> WHAT IS EXPECTED
Once the pictures are set aside, transcribe the remaining data exactly.

> DATA TO PROCESS
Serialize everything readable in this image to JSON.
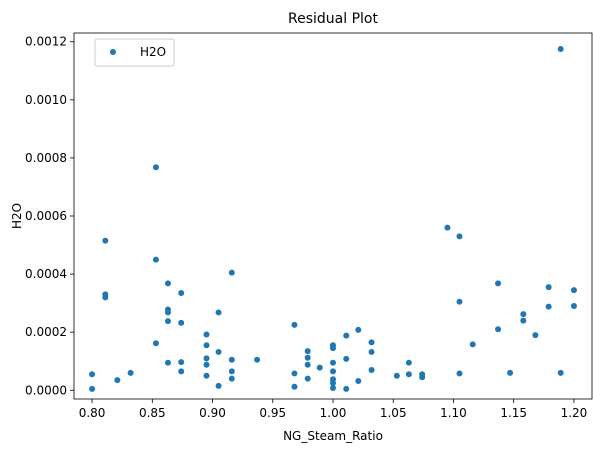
{
  "chart_data": {
    "type": "scatter",
    "title": "Residual Plot",
    "xlabel": "NG_Steam_Ratio",
    "ylabel": "H2O",
    "xlim": [
      0.785,
      1.215
    ],
    "ylim": [
      -3e-05,
      0.00123
    ],
    "xticks": [
      "0.80",
      "0.85",
      "0.90",
      "0.95",
      "1.00",
      "1.05",
      "1.10",
      "1.15",
      "1.20"
    ],
    "xtick_values": [
      0.8,
      0.85,
      0.9,
      0.95,
      1.0,
      1.05,
      1.1,
      1.15,
      1.2
    ],
    "yticks": [
      "0.0000",
      "0.0002",
      "0.0004",
      "0.0006",
      "0.0008",
      "0.0010",
      "0.0012"
    ],
    "ytick_values": [
      0.0,
      0.0002,
      0.0004,
      0.0006,
      0.0008,
      0.001,
      0.0012
    ],
    "grid": false,
    "legend_position": "top-left",
    "series": [
      {
        "name": "H2O",
        "color": "#1f77b4",
        "points": [
          [
            0.8,
            5.5e-05
          ],
          [
            0.8,
            5e-06
          ],
          [
            0.811,
            0.000515
          ],
          [
            0.811,
            0.00033
          ],
          [
            0.811,
            0.00032
          ],
          [
            0.821,
            3.5e-05
          ],
          [
            0.832,
            6e-05
          ],
          [
            0.853,
            0.000768
          ],
          [
            0.853,
            0.00045
          ],
          [
            0.853,
            0.000162
          ],
          [
            0.863,
            0.000368
          ],
          [
            0.863,
            0.000278
          ],
          [
            0.863,
            0.000268
          ],
          [
            0.863,
            0.000238
          ],
          [
            0.863,
            9.5e-05
          ],
          [
            0.874,
            0.000335
          ],
          [
            0.874,
            0.000232
          ],
          [
            0.874,
            9.7e-05
          ],
          [
            0.874,
            6.5e-05
          ],
          [
            0.895,
            0.000192
          ],
          [
            0.895,
            0.000155
          ],
          [
            0.895,
            0.00011
          ],
          [
            0.895,
            8.8e-05
          ],
          [
            0.895,
            5e-05
          ],
          [
            0.905,
            0.000268
          ],
          [
            0.905,
            0.000132
          ],
          [
            0.905,
            1.5e-05
          ],
          [
            0.916,
            0.000405
          ],
          [
            0.916,
            0.000105
          ],
          [
            0.916,
            6.5e-05
          ],
          [
            0.916,
            4e-05
          ],
          [
            0.937,
            0.000105
          ],
          [
            0.968,
            0.000225
          ],
          [
            0.968,
            5.8e-05
          ],
          [
            0.968,
            1.2e-05
          ],
          [
            0.979,
            0.000135
          ],
          [
            0.979,
            0.000112
          ],
          [
            0.979,
            8.8e-05
          ],
          [
            0.979,
            4e-05
          ],
          [
            0.989,
            7.8e-05
          ],
          [
            1.0,
            0.000155
          ],
          [
            1.0,
            0.000145
          ],
          [
            1.0,
            9.5e-05
          ],
          [
            1.0,
            6.5e-05
          ],
          [
            1.0,
            3.8e-05
          ],
          [
            1.0,
            2.5e-05
          ],
          [
            1.0,
            8e-06
          ],
          [
            1.011,
            0.000188
          ],
          [
            1.011,
            0.000108
          ],
          [
            1.011,
            5e-06
          ],
          [
            1.021,
            0.000208
          ],
          [
            1.021,
            3.2e-05
          ],
          [
            1.032,
            0.000165
          ],
          [
            1.032,
            0.000132
          ],
          [
            1.032,
            7e-05
          ],
          [
            1.053,
            5e-05
          ],
          [
            1.063,
            9.5e-05
          ],
          [
            1.063,
            5.5e-05
          ],
          [
            1.074,
            5.5e-05
          ],
          [
            1.074,
            4.5e-05
          ],
          [
            1.095,
            0.00056
          ],
          [
            1.105,
            0.00053
          ],
          [
            1.105,
            0.000305
          ],
          [
            1.105,
            5.8e-05
          ],
          [
            1.116,
            0.000158
          ],
          [
            1.137,
            0.000368
          ],
          [
            1.137,
            0.00021
          ],
          [
            1.147,
            6e-05
          ],
          [
            1.158,
            0.000262
          ],
          [
            1.158,
            0.00024
          ],
          [
            1.168,
            0.00019
          ],
          [
            1.179,
            0.000355
          ],
          [
            1.179,
            0.000288
          ],
          [
            1.189,
            0.001175
          ],
          [
            1.189,
            6e-05
          ],
          [
            1.2,
            0.000345
          ],
          [
            1.2,
            0.00029
          ]
        ]
      }
    ]
  }
}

> RESPONSE FOR THIS EXERCISE
Serialize everything readable in this image to JSON.
{
  "chart_data": {
    "type": "scatter",
    "title": "Residual Plot",
    "xlabel": "NG_Steam_Ratio",
    "ylabel": "H2O",
    "xlim": [
      0.785,
      1.215
    ],
    "ylim": [
      -3e-05,
      0.00123
    ],
    "xticks": [
      "0.80",
      "0.85",
      "0.90",
      "0.95",
      "1.00",
      "1.05",
      "1.10",
      "1.15",
      "1.20"
    ],
    "xtick_values": [
      0.8,
      0.85,
      0.9,
      0.95,
      1.0,
      1.05,
      1.1,
      1.15,
      1.2
    ],
    "yticks": [
      "0.0000",
      "0.0002",
      "0.0004",
      "0.0006",
      "0.0008",
      "0.0010",
      "0.0012"
    ],
    "ytick_values": [
      0.0,
      0.0002,
      0.0004,
      0.0006,
      0.0008,
      0.001,
      0.0012
    ],
    "grid": false,
    "legend_position": "top-left",
    "series": [
      {
        "name": "H2O",
        "color": "#1f77b4",
        "points": [
          [
            0.8,
            5.5e-05
          ],
          [
            0.8,
            5e-06
          ],
          [
            0.811,
            0.000515
          ],
          [
            0.811,
            0.00033
          ],
          [
            0.811,
            0.00032
          ],
          [
            0.821,
            3.5e-05
          ],
          [
            0.832,
            6e-05
          ],
          [
            0.853,
            0.000768
          ],
          [
            0.853,
            0.00045
          ],
          [
            0.853,
            0.000162
          ],
          [
            0.863,
            0.000368
          ],
          [
            0.863,
            0.000278
          ],
          [
            0.863,
            0.000268
          ],
          [
            0.863,
            0.000238
          ],
          [
            0.863,
            9.5e-05
          ],
          [
            0.874,
            0.000335
          ],
          [
            0.874,
            0.000232
          ],
          [
            0.874,
            9.7e-05
          ],
          [
            0.874,
            6.5e-05
          ],
          [
            0.895,
            0.000192
          ],
          [
            0.895,
            0.000155
          ],
          [
            0.895,
            0.00011
          ],
          [
            0.895,
            8.8e-05
          ],
          [
            0.895,
            5e-05
          ],
          [
            0.905,
            0.000268
          ],
          [
            0.905,
            0.000132
          ],
          [
            0.905,
            1.5e-05
          ],
          [
            0.916,
            0.000405
          ],
          [
            0.916,
            0.000105
          ],
          [
            0.916,
            6.5e-05
          ],
          [
            0.916,
            4e-05
          ],
          [
            0.937,
            0.000105
          ],
          [
            0.968,
            0.000225
          ],
          [
            0.968,
            5.8e-05
          ],
          [
            0.968,
            1.2e-05
          ],
          [
            0.979,
            0.000135
          ],
          [
            0.979,
            0.000112
          ],
          [
            0.979,
            8.8e-05
          ],
          [
            0.979,
            4e-05
          ],
          [
            0.989,
            7.8e-05
          ],
          [
            1.0,
            0.000155
          ],
          [
            1.0,
            0.000145
          ],
          [
            1.0,
            9.5e-05
          ],
          [
            1.0,
            6.5e-05
          ],
          [
            1.0,
            3.8e-05
          ],
          [
            1.0,
            2.5e-05
          ],
          [
            1.0,
            8e-06
          ],
          [
            1.011,
            0.000188
          ],
          [
            1.011,
            0.000108
          ],
          [
            1.011,
            5e-06
          ],
          [
            1.021,
            0.000208
          ],
          [
            1.021,
            3.2e-05
          ],
          [
            1.032,
            0.000165
          ],
          [
            1.032,
            0.000132
          ],
          [
            1.032,
            7e-05
          ],
          [
            1.053,
            5e-05
          ],
          [
            1.063,
            9.5e-05
          ],
          [
            1.063,
            5.5e-05
          ],
          [
            1.074,
            5.5e-05
          ],
          [
            1.074,
            4.5e-05
          ],
          [
            1.095,
            0.00056
          ],
          [
            1.105,
            0.00053
          ],
          [
            1.105,
            0.000305
          ],
          [
            1.105,
            5.8e-05
          ],
          [
            1.116,
            0.000158
          ],
          [
            1.137,
            0.000368
          ],
          [
            1.137,
            0.00021
          ],
          [
            1.147,
            6e-05
          ],
          [
            1.158,
            0.000262
          ],
          [
            1.158,
            0.00024
          ],
          [
            1.168,
            0.00019
          ],
          [
            1.179,
            0.000355
          ],
          [
            1.179,
            0.000288
          ],
          [
            1.189,
            0.001175
          ],
          [
            1.189,
            6e-05
          ],
          [
            1.2,
            0.000345
          ],
          [
            1.2,
            0.00029
          ]
        ]
      }
    ]
  }
}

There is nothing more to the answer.